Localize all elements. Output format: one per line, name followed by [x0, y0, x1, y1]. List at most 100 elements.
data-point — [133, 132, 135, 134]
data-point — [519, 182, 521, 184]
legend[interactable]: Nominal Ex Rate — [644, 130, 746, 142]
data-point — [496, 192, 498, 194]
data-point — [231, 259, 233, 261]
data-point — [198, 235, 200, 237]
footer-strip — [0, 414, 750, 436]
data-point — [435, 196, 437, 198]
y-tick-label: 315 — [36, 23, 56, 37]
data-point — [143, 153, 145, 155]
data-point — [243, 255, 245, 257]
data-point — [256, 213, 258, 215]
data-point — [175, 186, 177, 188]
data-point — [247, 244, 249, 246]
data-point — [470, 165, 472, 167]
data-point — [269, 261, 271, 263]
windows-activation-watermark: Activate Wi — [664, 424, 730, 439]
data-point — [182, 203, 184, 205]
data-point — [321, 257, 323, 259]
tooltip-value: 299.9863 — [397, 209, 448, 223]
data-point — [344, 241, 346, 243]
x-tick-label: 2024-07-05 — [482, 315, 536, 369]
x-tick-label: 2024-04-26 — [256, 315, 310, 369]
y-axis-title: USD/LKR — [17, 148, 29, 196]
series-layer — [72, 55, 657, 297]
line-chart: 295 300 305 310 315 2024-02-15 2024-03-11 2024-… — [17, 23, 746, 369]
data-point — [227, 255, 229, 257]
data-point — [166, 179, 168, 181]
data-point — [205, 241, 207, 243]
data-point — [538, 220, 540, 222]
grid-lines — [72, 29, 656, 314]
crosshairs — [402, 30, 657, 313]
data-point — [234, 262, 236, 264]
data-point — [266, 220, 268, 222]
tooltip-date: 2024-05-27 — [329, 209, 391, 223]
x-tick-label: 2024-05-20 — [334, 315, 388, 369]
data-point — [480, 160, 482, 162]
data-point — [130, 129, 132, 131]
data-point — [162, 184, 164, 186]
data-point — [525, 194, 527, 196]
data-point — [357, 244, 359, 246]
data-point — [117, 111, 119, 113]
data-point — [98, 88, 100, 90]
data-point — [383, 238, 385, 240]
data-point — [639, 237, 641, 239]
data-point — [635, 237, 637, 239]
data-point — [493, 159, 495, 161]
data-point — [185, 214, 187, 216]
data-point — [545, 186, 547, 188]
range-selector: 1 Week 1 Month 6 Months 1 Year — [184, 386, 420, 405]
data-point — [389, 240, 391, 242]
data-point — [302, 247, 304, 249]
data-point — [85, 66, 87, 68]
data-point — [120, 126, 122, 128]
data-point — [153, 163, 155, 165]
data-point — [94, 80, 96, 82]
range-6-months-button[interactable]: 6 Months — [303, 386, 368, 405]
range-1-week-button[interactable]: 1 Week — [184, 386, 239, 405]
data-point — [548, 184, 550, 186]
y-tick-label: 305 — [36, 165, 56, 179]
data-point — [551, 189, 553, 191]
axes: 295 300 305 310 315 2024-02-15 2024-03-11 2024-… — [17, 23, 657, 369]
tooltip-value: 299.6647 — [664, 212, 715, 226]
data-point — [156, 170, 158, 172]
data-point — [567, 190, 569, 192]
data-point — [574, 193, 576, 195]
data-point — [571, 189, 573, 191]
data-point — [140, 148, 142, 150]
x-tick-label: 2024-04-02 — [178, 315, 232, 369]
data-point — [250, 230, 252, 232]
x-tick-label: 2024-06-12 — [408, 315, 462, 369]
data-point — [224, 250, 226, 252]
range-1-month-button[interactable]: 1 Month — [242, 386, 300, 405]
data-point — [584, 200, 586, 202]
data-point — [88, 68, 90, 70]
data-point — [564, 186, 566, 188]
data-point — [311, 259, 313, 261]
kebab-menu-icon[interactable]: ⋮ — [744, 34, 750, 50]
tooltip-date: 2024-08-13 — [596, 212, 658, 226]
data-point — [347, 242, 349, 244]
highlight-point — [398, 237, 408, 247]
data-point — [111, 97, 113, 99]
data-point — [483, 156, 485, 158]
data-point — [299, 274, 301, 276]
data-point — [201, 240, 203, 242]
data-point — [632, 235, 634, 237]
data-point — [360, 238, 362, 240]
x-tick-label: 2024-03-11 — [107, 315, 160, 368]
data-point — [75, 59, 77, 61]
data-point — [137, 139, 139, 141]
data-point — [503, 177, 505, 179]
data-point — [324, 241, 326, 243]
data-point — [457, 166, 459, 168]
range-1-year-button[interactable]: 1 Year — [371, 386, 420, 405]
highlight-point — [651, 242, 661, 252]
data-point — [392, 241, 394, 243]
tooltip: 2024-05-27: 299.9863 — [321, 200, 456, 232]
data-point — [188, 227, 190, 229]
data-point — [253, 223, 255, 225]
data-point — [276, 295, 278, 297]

......

Revise the records so that every "data-point" becomes "plot-marker", and leave all other text as it is.

ANSWER TO THE EXERCISE:
Localize all elements. Output format: one per line, name followed by [x0, y0, x1, y1]. List at most 100 elements.
plot-marker — [133, 132, 135, 134]
plot-marker — [519, 182, 521, 184]
legend[interactable]: Nominal Ex Rate — [644, 130, 746, 142]
plot-marker — [496, 192, 498, 194]
plot-marker — [231, 259, 233, 261]
plot-marker — [198, 235, 200, 237]
footer-strip — [0, 414, 750, 436]
plot-marker — [435, 196, 437, 198]
y-tick-label: 315 — [36, 23, 56, 37]
plot-marker — [143, 153, 145, 155]
plot-marker — [243, 255, 245, 257]
plot-marker — [256, 213, 258, 215]
plot-marker — [175, 186, 177, 188]
plot-marker — [247, 244, 249, 246]
plot-marker — [470, 165, 472, 167]
plot-marker — [269, 261, 271, 263]
windows-activation-watermark: Activate Wi — [664, 424, 730, 439]
plot-marker — [182, 203, 184, 205]
plot-marker — [321, 257, 323, 259]
tooltip-value: 299.9863 — [397, 209, 448, 223]
plot-marker — [344, 241, 346, 243]
x-tick-label: 2024-07-05 — [482, 315, 536, 369]
x-tick-label: 2024-04-26 — [256, 315, 310, 369]
y-axis-title: USD/LKR — [17, 148, 29, 196]
series-layer — [72, 55, 657, 297]
line-chart: 295 300 305 310 315 2024-02-15 2024-03-11 2024-… — [17, 23, 746, 369]
plot-marker — [227, 255, 229, 257]
plot-marker — [166, 179, 168, 181]
plot-marker — [205, 241, 207, 243]
plot-marker — [538, 220, 540, 222]
grid-lines — [72, 29, 656, 314]
crosshairs — [402, 30, 657, 313]
plot-marker — [234, 262, 236, 264]
plot-marker — [266, 220, 268, 222]
tooltip-date: 2024-05-27 — [329, 209, 391, 223]
x-tick-label: 2024-05-20 — [334, 315, 388, 369]
plot-marker — [480, 160, 482, 162]
plot-marker — [130, 129, 132, 131]
plot-marker — [162, 184, 164, 186]
plot-marker — [525, 194, 527, 196]
plot-marker — [357, 244, 359, 246]
plot-marker — [117, 111, 119, 113]
plot-marker — [98, 88, 100, 90]
plot-marker — [383, 238, 385, 240]
plot-marker — [639, 237, 641, 239]
plot-marker — [635, 237, 637, 239]
plot-marker — [493, 159, 495, 161]
plot-marker — [185, 214, 187, 216]
plot-marker — [545, 186, 547, 188]
range-selector: 1 Week 1 Month 6 Months 1 Year — [184, 386, 420, 405]
plot-marker — [389, 240, 391, 242]
plot-marker — [302, 247, 304, 249]
plot-marker — [85, 66, 87, 68]
plot-marker — [120, 126, 122, 128]
plot-marker — [153, 163, 155, 165]
plot-marker — [94, 80, 96, 82]
range-6-months-button[interactable]: 6 Months — [303, 386, 368, 405]
range-1-week-button[interactable]: 1 Week — [184, 386, 239, 405]
plot-marker — [548, 184, 550, 186]
y-tick-label: 305 — [36, 165, 56, 179]
plot-marker — [551, 189, 553, 191]
axes: 295 300 305 310 315 2024-02-15 2024-03-11 2024-… — [17, 23, 657, 369]
tooltip-value: 299.6647 — [664, 212, 715, 226]
plot-marker — [156, 170, 158, 172]
plot-marker — [567, 190, 569, 192]
plot-marker — [574, 193, 576, 195]
plot-marker — [571, 189, 573, 191]
plot-marker — [140, 148, 142, 150]
x-tick-label: 2024-04-02 — [178, 315, 232, 369]
plot-marker — [250, 230, 252, 232]
x-tick-label: 2024-06-12 — [408, 315, 462, 369]
plot-marker — [224, 250, 226, 252]
range-1-month-button[interactable]: 1 Month — [242, 386, 300, 405]
plot-marker — [584, 200, 586, 202]
plot-marker — [88, 68, 90, 70]
plot-marker — [564, 186, 566, 188]
plot-marker — [311, 259, 313, 261]
kebab-menu-icon[interactable]: ⋮ — [744, 34, 750, 50]
tooltip-date: 2024-08-13 — [596, 212, 658, 226]
plot-marker — [347, 242, 349, 244]
highlight-point — [398, 237, 408, 247]
plot-marker — [111, 97, 113, 99]
plot-marker — [483, 156, 485, 158]
plot-marker — [299, 274, 301, 276]
plot-marker — [201, 240, 203, 242]
plot-marker — [632, 235, 634, 237]
plot-marker — [360, 238, 362, 240]
x-tick-label: 2024-03-11 — [107, 315, 160, 368]
plot-marker — [75, 59, 77, 61]
plot-marker — [137, 139, 139, 141]
plot-marker — [503, 177, 505, 179]
plot-marker — [324, 241, 326, 243]
plot-marker — [457, 166, 459, 168]
range-1-year-button[interactable]: 1 Year — [371, 386, 420, 405]
highlight-point — [651, 242, 661, 252]
plot-marker — [392, 241, 394, 243]
tooltip: 2024-05-27: 299.9863 — [321, 200, 456, 232]
plot-marker — [188, 227, 190, 229]
plot-marker — [253, 223, 255, 225]
plot-marker — [276, 295, 278, 297]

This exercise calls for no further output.